Instruction: Give only the number of lines in the records that include the string "What".

■ ■ ■ ■ ■ ■ ■

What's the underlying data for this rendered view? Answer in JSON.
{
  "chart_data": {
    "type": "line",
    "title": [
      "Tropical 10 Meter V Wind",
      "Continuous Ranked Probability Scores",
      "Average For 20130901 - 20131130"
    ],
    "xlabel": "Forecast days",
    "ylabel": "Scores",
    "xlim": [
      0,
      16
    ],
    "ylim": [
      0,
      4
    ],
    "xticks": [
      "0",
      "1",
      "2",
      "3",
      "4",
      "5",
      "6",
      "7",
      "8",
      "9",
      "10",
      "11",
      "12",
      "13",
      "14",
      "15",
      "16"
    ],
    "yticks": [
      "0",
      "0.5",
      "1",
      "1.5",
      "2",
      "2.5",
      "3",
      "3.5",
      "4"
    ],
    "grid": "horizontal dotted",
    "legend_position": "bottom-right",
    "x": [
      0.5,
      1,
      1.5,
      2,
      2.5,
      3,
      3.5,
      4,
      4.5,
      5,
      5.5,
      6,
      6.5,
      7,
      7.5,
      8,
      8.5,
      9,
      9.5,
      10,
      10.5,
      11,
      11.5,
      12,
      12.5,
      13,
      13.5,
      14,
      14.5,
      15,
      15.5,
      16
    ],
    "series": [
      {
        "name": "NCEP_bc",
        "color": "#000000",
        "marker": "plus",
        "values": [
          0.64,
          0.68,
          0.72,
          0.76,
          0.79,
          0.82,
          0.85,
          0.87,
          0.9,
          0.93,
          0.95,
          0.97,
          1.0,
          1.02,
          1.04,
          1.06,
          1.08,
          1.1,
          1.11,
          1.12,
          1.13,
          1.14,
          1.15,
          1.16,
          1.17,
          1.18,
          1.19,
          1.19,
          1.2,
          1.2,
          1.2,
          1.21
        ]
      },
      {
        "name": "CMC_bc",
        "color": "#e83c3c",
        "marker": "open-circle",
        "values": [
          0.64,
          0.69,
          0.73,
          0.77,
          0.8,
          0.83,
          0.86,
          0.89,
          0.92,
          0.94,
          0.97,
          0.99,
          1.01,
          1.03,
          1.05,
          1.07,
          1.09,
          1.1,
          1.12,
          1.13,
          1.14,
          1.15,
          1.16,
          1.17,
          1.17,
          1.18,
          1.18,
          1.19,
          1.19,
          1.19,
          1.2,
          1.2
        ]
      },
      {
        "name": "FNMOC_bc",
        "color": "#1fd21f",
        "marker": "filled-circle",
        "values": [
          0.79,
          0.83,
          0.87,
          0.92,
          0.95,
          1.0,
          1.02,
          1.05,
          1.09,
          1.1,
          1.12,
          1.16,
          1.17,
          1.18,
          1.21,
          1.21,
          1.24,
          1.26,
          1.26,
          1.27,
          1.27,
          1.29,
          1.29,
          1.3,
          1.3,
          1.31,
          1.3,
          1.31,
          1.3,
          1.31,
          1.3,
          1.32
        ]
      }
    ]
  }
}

■ ■ ■ ■ ■ ■ ■

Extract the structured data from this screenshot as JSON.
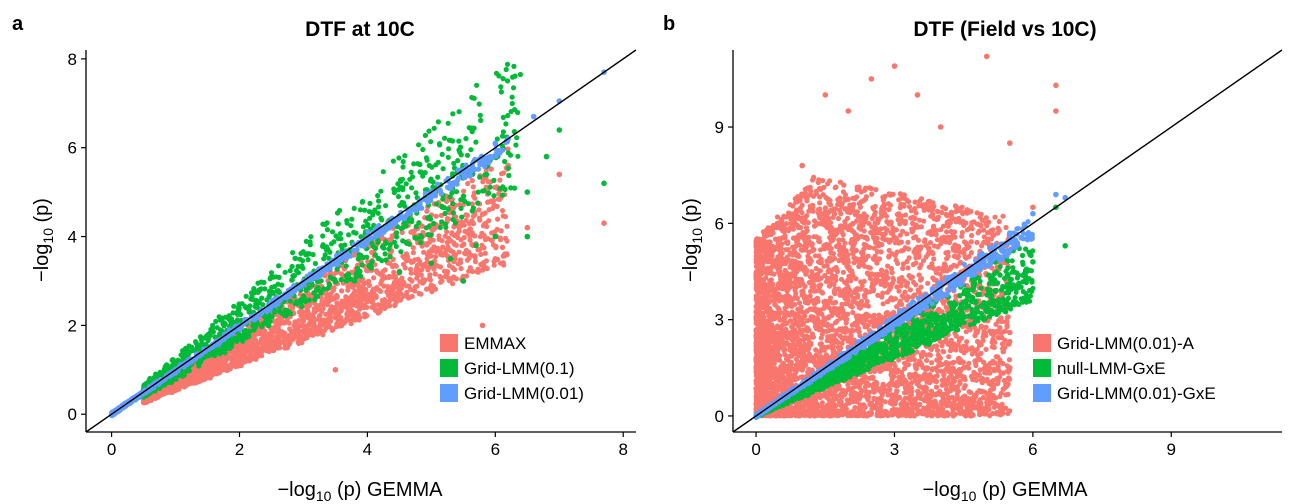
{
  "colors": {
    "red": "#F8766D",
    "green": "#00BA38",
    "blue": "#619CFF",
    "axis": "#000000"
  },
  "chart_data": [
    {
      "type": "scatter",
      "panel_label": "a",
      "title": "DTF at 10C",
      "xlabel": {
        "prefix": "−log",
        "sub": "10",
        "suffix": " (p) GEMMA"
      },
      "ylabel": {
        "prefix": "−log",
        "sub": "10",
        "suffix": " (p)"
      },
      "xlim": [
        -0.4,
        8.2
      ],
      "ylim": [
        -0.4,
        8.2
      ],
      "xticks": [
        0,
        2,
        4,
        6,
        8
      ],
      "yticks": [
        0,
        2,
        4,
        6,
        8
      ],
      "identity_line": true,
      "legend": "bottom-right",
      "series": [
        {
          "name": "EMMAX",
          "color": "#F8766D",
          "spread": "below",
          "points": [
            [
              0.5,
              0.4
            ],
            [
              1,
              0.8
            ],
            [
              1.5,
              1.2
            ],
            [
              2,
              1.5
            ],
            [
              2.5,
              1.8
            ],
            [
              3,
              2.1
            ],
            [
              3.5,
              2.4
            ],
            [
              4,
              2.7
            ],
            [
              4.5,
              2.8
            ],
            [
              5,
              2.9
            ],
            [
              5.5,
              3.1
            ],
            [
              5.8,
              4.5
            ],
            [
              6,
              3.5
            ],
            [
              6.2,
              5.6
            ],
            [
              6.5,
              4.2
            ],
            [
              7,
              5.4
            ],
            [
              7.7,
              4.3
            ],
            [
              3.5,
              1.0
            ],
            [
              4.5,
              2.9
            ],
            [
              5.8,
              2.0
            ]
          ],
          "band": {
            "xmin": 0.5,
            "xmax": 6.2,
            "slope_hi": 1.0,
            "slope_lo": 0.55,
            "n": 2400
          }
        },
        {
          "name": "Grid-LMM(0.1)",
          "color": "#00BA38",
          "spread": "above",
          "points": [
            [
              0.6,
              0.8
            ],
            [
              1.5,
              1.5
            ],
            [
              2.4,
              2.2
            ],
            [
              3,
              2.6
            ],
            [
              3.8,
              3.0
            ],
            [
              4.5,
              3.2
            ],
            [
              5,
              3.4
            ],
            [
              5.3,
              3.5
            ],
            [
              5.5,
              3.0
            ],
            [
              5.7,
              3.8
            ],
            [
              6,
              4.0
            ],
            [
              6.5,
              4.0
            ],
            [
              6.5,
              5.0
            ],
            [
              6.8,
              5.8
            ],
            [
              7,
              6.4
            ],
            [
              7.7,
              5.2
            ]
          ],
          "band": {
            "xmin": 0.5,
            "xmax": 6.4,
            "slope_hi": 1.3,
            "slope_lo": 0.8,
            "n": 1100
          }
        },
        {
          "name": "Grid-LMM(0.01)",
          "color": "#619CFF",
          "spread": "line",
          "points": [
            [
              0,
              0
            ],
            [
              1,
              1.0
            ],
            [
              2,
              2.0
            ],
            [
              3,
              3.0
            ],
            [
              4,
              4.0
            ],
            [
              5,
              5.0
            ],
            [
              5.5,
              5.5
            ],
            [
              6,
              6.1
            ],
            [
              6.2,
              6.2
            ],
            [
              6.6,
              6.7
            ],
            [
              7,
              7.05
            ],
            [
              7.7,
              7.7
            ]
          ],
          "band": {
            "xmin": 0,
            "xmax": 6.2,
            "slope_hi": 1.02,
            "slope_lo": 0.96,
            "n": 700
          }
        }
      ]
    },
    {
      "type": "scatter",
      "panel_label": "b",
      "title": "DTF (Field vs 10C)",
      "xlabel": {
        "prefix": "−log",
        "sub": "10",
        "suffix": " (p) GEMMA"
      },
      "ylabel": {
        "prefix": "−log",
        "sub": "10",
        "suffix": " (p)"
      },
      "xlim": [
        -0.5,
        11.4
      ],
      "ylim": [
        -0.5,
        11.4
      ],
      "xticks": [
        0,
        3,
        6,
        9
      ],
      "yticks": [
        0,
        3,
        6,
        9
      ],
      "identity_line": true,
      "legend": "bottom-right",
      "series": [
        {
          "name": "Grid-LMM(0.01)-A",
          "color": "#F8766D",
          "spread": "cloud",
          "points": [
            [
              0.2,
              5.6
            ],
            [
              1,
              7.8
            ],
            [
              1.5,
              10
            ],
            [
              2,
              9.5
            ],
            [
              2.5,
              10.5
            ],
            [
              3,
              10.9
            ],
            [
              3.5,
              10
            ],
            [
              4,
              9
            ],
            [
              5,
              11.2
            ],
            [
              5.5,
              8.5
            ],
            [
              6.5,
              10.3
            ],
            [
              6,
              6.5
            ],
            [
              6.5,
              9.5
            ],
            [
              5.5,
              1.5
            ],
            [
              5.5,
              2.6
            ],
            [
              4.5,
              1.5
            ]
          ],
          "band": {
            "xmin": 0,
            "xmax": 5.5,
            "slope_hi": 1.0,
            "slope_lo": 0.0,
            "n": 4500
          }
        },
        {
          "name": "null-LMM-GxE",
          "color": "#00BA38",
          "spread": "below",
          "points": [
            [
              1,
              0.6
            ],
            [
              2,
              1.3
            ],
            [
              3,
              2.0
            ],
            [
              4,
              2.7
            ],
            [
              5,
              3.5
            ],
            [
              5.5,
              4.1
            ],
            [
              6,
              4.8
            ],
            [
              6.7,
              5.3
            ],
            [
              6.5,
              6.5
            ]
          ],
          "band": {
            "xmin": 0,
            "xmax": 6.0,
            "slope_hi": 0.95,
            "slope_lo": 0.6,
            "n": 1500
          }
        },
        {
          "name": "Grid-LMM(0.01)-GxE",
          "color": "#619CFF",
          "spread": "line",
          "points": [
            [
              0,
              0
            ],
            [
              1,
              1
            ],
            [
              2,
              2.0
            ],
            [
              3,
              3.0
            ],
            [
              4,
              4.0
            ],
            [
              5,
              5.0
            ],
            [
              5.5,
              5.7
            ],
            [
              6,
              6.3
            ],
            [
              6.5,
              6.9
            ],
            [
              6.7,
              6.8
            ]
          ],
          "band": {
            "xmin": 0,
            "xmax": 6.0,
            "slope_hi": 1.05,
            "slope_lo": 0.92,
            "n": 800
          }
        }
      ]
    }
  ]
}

■ ■ ■ ■ ■ ■ ■

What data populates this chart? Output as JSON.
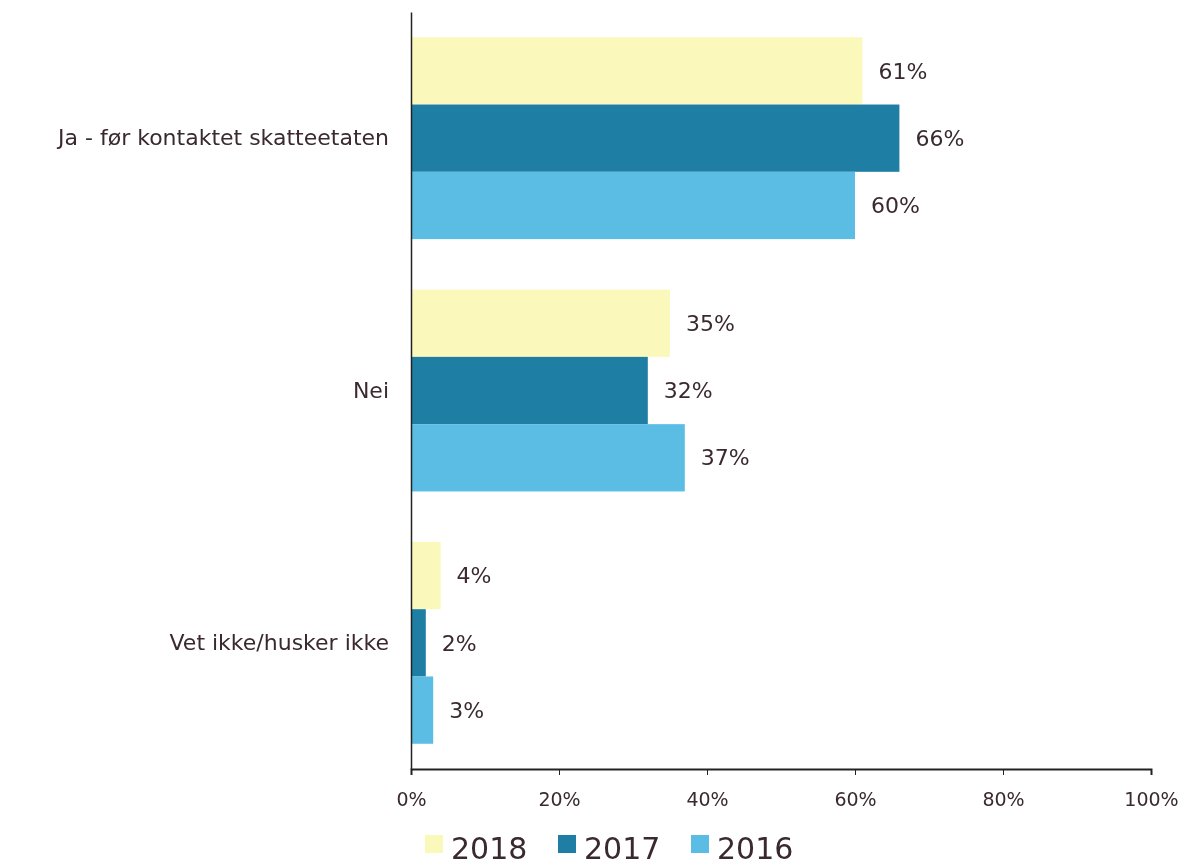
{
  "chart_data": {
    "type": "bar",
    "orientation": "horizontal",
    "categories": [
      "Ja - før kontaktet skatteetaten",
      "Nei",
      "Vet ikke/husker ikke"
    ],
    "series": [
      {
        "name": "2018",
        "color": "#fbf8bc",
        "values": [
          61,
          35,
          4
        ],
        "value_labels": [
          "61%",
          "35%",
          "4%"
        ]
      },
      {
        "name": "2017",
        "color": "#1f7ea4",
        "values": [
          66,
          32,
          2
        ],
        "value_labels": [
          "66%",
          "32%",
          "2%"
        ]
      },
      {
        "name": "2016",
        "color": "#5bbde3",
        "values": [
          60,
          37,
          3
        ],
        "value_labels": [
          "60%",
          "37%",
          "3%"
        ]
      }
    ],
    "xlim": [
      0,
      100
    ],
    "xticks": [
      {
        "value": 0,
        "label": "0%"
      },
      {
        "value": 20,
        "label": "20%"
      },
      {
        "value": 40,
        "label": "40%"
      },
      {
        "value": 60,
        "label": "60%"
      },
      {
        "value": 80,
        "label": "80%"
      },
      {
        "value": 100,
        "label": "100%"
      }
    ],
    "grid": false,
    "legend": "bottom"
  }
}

■ ■ ■ ■ ■ ■ ■

Solution below: 2